DATA PROVIDED —
◇ ◇ ◇

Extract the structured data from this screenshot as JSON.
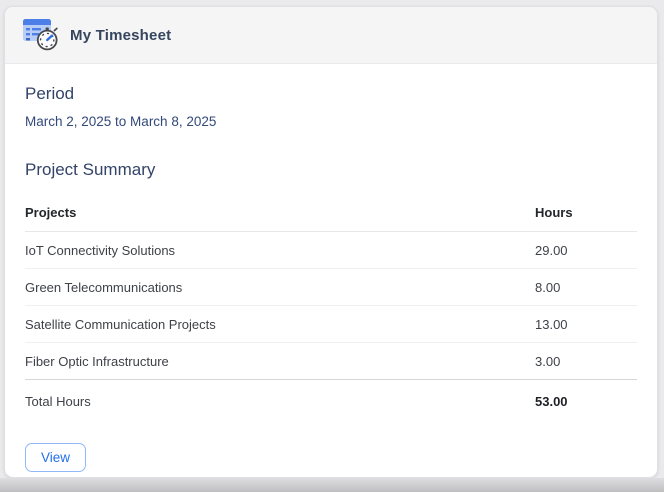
{
  "card": {
    "title": "My Timesheet",
    "icon": "timesheet-clock-icon"
  },
  "period": {
    "heading": "Period",
    "value": "March 2, 2025 to March 8, 2025"
  },
  "summary": {
    "heading": "Project Summary",
    "columns": {
      "projects": "Projects",
      "hours": "Hours"
    },
    "rows": [
      {
        "project": "IoT Connectivity Solutions",
        "hours": "29.00"
      },
      {
        "project": "Green Telecommunications",
        "hours": "8.00"
      },
      {
        "project": "Satellite Communication Projects",
        "hours": "13.00"
      },
      {
        "project": "Fiber Optic Infrastructure",
        "hours": "3.00"
      }
    ],
    "total": {
      "label": "Total Hours",
      "hours": "53.00"
    }
  },
  "actions": {
    "view_label": "View"
  },
  "colors": {
    "accent_blue": "#2370e8",
    "button_border": "#91b8f7",
    "title_navy": "#36455e",
    "heading_navy": "#334468",
    "date_navy": "#33497a",
    "row_text": "#3e4248",
    "table_header_text": "#23262b",
    "card_border": "#dfe0e2",
    "header_bg": "#f5f5f6",
    "page_bg": "#eaeaec",
    "icon_blue": "#4c80e8",
    "icon_light_blue": "#b9cef6"
  }
}
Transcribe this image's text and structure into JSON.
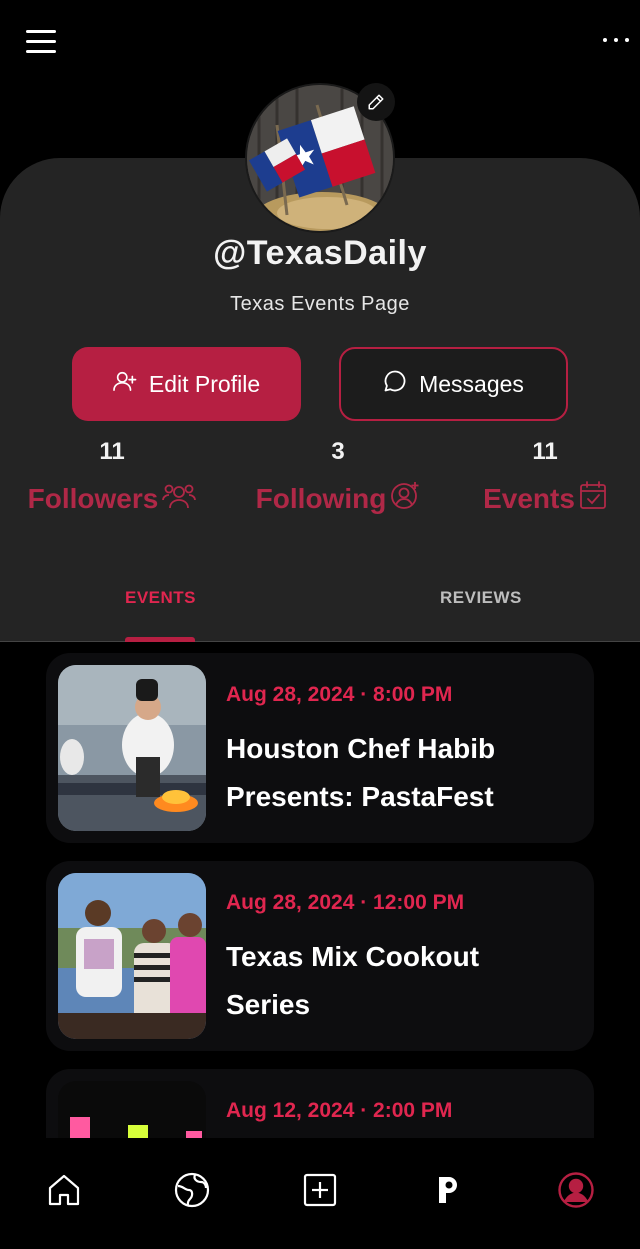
{
  "header": {
    "menu_icon": "hamburger-menu-icon",
    "more_icon": "more-dots-icon"
  },
  "profile": {
    "username": "@TexasDaily",
    "bio": "Texas Events Page",
    "edit_icon": "pencil-icon"
  },
  "buttons": {
    "edit_profile": "Edit Profile",
    "messages": "Messages"
  },
  "stats": [
    {
      "count": "11",
      "label": "Followers",
      "icon": "followers-icon"
    },
    {
      "count": "3",
      "label": "Following",
      "icon": "following-icon"
    },
    {
      "count": "11",
      "label": "Events",
      "icon": "calendar-icon"
    }
  ],
  "tabs": [
    {
      "label": "EVENTS",
      "active": true
    },
    {
      "label": "REVIEWS",
      "active": false
    }
  ],
  "events": [
    {
      "date": "Aug 28, 2024 · 8:00 PM",
      "title": "Houston Chef Habib Presents: PastaFest"
    },
    {
      "date": "Aug 28, 2024 · 12:00 PM",
      "title": "Texas Mix Cookout Series"
    },
    {
      "date": "Aug 12, 2024 · 2:00 PM",
      "title": ""
    }
  ],
  "bottom_nav": [
    {
      "name": "home",
      "icon": "home-icon"
    },
    {
      "name": "explore",
      "icon": "globe-icon"
    },
    {
      "name": "create",
      "icon": "add-square-icon"
    },
    {
      "name": "p",
      "icon": "p-logo-icon"
    },
    {
      "name": "profile",
      "icon": "profile-icon",
      "active": true
    }
  ],
  "colors": {
    "accent": "#b61f42",
    "date": "#e0264f",
    "background": "#000000",
    "card": "#242424"
  }
}
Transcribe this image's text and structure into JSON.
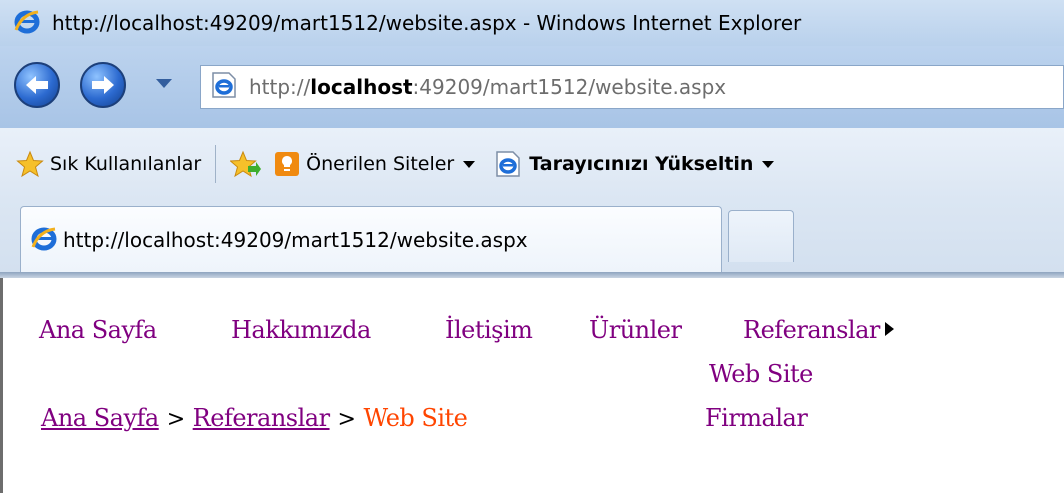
{
  "window": {
    "title": "http://localhost:49209/mart1512/website.aspx - Windows Internet Explorer"
  },
  "address_bar": {
    "url_prefix": "http://",
    "url_host": "localhost",
    "url_rest": ":49209/mart1512/website.aspx",
    "icon": "ie-page-icon"
  },
  "favorites_bar": {
    "favorites_label": "Sık Kullanılanlar",
    "suggested_sites_label": "Önerilen Siteler",
    "upgrade_label": "Tarayıcınızı Yükseltin"
  },
  "tabs": [
    {
      "label": "http://localhost:49209/mart1512/website.aspx",
      "active": true
    }
  ],
  "page": {
    "menu": [
      {
        "label": "Ana Sayfa"
      },
      {
        "label": "Hakkımızda"
      },
      {
        "label": "İletişim"
      },
      {
        "label": "Ürünler"
      },
      {
        "label": "Referanslar"
      }
    ],
    "submenu": [
      {
        "label": "Web Site"
      },
      {
        "label": "Firmalar"
      }
    ],
    "breadcrumb": {
      "home": "Ana Sayfa",
      "separator": ">",
      "section": "Referanslar",
      "current": "Web Site"
    }
  },
  "colors": {
    "link_visited": "#800080",
    "breadcrumb_current": "#ff4500",
    "chrome_blue": "#bcd3ee"
  }
}
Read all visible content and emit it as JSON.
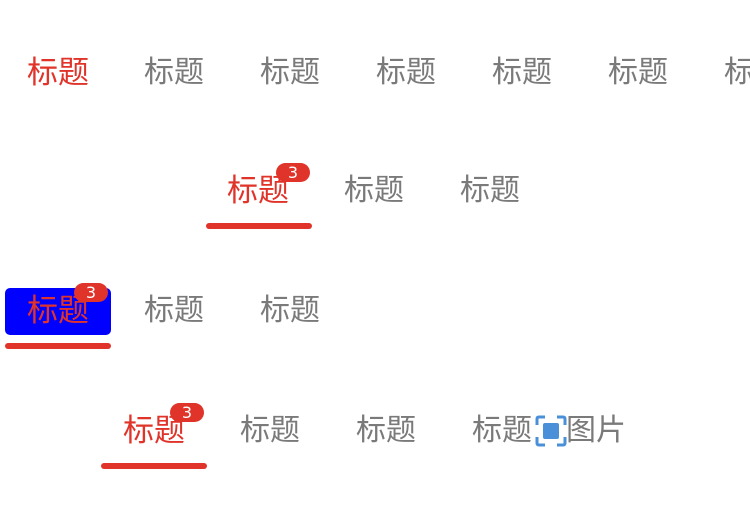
{
  "row1": {
    "tabs": [
      {
        "label": "标题",
        "active": true
      },
      {
        "label": "标题"
      },
      {
        "label": "标题"
      },
      {
        "label": "标题"
      },
      {
        "label": "标题"
      },
      {
        "label": "标题"
      },
      {
        "label": "标题"
      }
    ]
  },
  "row2": {
    "tabs": [
      {
        "label": "标题",
        "active": true,
        "badge": "3"
      },
      {
        "label": "标题"
      },
      {
        "label": "标题"
      }
    ]
  },
  "row3": {
    "tabs": [
      {
        "label": "标题",
        "active": true,
        "badge": "3"
      },
      {
        "label": "标题"
      },
      {
        "label": "标题"
      }
    ]
  },
  "row4": {
    "tabs": [
      {
        "label": "标题",
        "active": true,
        "badge": "3"
      },
      {
        "label": "标题"
      },
      {
        "label": "标题"
      },
      {
        "label": "标题"
      }
    ],
    "image_label": "图片",
    "image_icon": "image-placeholder-icon"
  },
  "colors": {
    "active": "#e0342a",
    "inactive": "#7a7a7a",
    "badge": "#e0342a",
    "highlight_box": "#0000ff",
    "icon": "#4a90d9"
  }
}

◇ ◇ ◇

WHAT IS ASKED — Write out each entry exactly as given, omitting any picture.

TASK RESPONSE —
Extract the structured data from this screenshot as JSON.
{
  "card": {
    "title": "My Timesheet",
    "icon": "timesheet-clock-icon"
  },
  "period": {
    "heading": "Period",
    "value": "March 2, 2025 to March 8, 2025"
  },
  "summary": {
    "heading": "Project Summary",
    "columns": {
      "projects": "Projects",
      "hours": "Hours"
    },
    "rows": [
      {
        "project": "IoT Connectivity Solutions",
        "hours": "29.00"
      },
      {
        "project": "Green Telecommunications",
        "hours": "8.00"
      },
      {
        "project": "Satellite Communication Projects",
        "hours": "13.00"
      },
      {
        "project": "Fiber Optic Infrastructure",
        "hours": "3.00"
      }
    ],
    "total": {
      "label": "Total Hours",
      "hours": "53.00"
    }
  },
  "actions": {
    "view_label": "View"
  },
  "colors": {
    "accent_blue": "#2370e8",
    "button_border": "#91b8f7",
    "title_navy": "#36455e",
    "heading_navy": "#334468",
    "date_navy": "#33497a",
    "row_text": "#3e4248",
    "table_header_text": "#23262b",
    "card_border": "#dfe0e2",
    "header_bg": "#f5f5f6",
    "page_bg": "#eaeaec",
    "icon_blue": "#4c80e8",
    "icon_light_blue": "#b9cef6"
  }
}
Transcribe this image's text and structure into JSON.
{
  "header": {
    "menu_icon": "hamburger-menu-icon",
    "more_icon": "more-dots-icon"
  },
  "profile": {
    "username": "@TexasDaily",
    "bio": "Texas Events Page",
    "edit_icon": "pencil-icon"
  },
  "buttons": {
    "edit_profile": "Edit Profile",
    "messages": "Messages"
  },
  "stats": [
    {
      "count": "11",
      "label": "Followers",
      "icon": "followers-icon"
    },
    {
      "count": "3",
      "label": "Following",
      "icon": "following-icon"
    },
    {
      "count": "11",
      "label": "Events",
      "icon": "calendar-icon"
    }
  ],
  "tabs": [
    {
      "label": "EVENTS",
      "active": true
    },
    {
      "label": "REVIEWS",
      "active": false
    }
  ],
  "events": [
    {
      "date": "Aug 28, 2024 · 8:00 PM",
      "title": "Houston Chef Habib Presents: PastaFest"
    },
    {
      "date": "Aug 28, 2024 · 12:00 PM",
      "title": "Texas Mix Cookout Series"
    },
    {
      "date": "Aug 12, 2024 · 2:00 PM",
      "title": ""
    }
  ],
  "bottom_nav": [
    {
      "name": "home",
      "icon": "home-icon"
    },
    {
      "name": "explore",
      "icon": "globe-icon"
    },
    {
      "name": "create",
      "icon": "add-square-icon"
    },
    {
      "name": "p",
      "icon": "p-logo-icon"
    },
    {
      "name": "profile",
      "icon": "profile-icon",
      "active": true
    }
  ],
  "colors": {
    "accent": "#b61f42",
    "date": "#e0264f",
    "background": "#000000",
    "card": "#242424"
  }
}
Transcribe this image's text and structure into JSON.
{
  "window": {
    "title": "http://localhost:49209/mart1512/website.aspx - Windows Internet Explorer"
  },
  "address_bar": {
    "url_prefix": "http://",
    "url_host": "localhost",
    "url_rest": ":49209/mart1512/website.aspx",
    "icon": "ie-page-icon"
  },
  "favorites_bar": {
    "favorites_label": "Sık Kullanılanlar",
    "suggested_sites_label": "Önerilen Siteler",
    "upgrade_label": "Tarayıcınızı Yükseltin"
  },
  "tabs": [
    {
      "label": "http://localhost:49209/mart1512/website.aspx",
      "active": true
    }
  ],
  "page": {
    "menu": [
      {
        "label": "Ana Sayfa"
      },
      {
        "label": "Hakkımızda"
      },
      {
        "label": "İletişim"
      },
      {
        "label": "Ürünler"
      },
      {
        "label": "Referanslar"
      }
    ],
    "submenu": [
      {
        "label": "Web Site"
      },
      {
        "label": "Firmalar"
      }
    ],
    "breadcrumb": {
      "home": "Ana Sayfa",
      "separator": ">",
      "section": "Referanslar",
      "current": "Web Site"
    }
  },
  "colors": {
    "link_visited": "#800080",
    "breadcrumb_current": "#ff4500",
    "chrome_blue": "#bcd3ee"
  }
}
Read all visible content and emit it as JSON.
{
  "row1": {
    "tabs": [
      {
        "label": "标题",
        "active": true
      },
      {
        "label": "标题"
      },
      {
        "label": "标题"
      },
      {
        "label": "标题"
      },
      {
        "label": "标题"
      },
      {
        "label": "标题"
      },
      {
        "label": "标题"
      }
    ]
  },
  "row2": {
    "tabs": [
      {
        "label": "标题",
        "active": true,
        "badge": "3"
      },
      {
        "label": "标题"
      },
      {
        "label": "标题"
      }
    ]
  },
  "row3": {
    "tabs": [
      {
        "label": "标题",
        "active": true,
        "badge": "3"
      },
      {
        "label": "标题"
      },
      {
        "label": "标题"
      }
    ]
  },
  "row4": {
    "tabs": [
      {
        "label": "标题",
        "active": true,
        "badge": "3"
      },
      {
        "label": "标题"
      },
      {
        "label": "标题"
      },
      {
        "label": "标题"
      }
    ],
    "image_label": "图片",
    "image_icon": "image-placeholder-icon"
  },
  "colors": {
    "active": "#e0342a",
    "inactive": "#7a7a7a",
    "badge": "#e0342a",
    "highlight_box": "#0000ff",
    "icon": "#4a90d9"
  }
}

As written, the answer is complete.